>> START Source material

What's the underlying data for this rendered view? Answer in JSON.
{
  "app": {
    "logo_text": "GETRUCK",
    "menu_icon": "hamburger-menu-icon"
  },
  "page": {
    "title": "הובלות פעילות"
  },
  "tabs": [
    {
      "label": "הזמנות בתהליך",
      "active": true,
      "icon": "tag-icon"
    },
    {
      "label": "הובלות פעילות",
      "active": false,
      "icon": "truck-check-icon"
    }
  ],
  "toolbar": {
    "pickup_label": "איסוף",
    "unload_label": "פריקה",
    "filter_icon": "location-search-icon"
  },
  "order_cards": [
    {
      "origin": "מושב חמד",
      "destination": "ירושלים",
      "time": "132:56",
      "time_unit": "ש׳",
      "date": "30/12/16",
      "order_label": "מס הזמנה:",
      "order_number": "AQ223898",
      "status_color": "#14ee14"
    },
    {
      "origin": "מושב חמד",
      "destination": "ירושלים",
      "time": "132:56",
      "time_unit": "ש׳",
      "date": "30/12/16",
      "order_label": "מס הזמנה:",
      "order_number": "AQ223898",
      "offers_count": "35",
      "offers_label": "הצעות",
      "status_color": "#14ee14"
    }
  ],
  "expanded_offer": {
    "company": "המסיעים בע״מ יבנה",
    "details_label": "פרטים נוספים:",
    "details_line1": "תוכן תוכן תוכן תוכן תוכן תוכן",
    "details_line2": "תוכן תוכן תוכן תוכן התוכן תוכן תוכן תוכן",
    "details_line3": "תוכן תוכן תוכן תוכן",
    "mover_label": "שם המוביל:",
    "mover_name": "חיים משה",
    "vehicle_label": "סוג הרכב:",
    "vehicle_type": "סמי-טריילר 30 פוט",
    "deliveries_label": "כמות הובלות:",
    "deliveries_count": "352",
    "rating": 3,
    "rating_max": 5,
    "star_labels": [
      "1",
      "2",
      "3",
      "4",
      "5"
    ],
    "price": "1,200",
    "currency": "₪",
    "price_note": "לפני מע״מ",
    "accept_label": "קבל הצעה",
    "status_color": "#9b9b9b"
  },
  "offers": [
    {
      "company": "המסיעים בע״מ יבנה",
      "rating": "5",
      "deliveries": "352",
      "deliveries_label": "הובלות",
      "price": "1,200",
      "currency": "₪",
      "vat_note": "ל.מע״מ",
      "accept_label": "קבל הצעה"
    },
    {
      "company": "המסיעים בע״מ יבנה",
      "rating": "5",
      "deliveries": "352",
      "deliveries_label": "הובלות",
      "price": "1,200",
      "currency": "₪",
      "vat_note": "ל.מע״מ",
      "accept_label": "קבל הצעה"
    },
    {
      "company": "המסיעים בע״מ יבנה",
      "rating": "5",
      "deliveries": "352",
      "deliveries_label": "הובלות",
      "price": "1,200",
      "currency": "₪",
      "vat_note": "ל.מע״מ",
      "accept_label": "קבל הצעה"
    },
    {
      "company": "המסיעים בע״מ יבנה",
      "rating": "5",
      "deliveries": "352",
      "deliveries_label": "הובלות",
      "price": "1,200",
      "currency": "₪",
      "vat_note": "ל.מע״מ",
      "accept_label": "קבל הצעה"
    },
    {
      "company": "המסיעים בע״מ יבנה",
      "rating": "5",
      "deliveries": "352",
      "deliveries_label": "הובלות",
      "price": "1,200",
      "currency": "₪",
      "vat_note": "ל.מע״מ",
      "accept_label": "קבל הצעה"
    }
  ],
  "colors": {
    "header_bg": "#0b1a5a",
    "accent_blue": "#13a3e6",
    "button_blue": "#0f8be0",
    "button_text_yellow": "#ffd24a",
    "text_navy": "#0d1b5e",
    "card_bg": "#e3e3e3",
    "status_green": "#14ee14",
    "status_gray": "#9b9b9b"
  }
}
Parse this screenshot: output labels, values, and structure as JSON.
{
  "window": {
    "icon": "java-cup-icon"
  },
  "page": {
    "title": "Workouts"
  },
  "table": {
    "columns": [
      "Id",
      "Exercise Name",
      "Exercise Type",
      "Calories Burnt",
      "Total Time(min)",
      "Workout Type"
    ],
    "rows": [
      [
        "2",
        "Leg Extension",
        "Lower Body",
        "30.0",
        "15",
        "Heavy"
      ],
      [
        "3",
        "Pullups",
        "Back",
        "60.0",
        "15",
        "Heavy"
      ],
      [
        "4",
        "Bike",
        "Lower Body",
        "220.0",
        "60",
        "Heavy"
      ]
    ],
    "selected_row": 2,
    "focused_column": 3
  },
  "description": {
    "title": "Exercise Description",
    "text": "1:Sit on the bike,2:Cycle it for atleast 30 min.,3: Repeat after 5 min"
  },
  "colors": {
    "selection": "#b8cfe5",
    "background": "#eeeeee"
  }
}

>> END Source material

§ **Aim of the task**: Show each line of the listing that holds the string "Exercise".

§ **Finished answer**:
      "Exercise Name",
      "Exercise Type",
    "title": "Exercise Description",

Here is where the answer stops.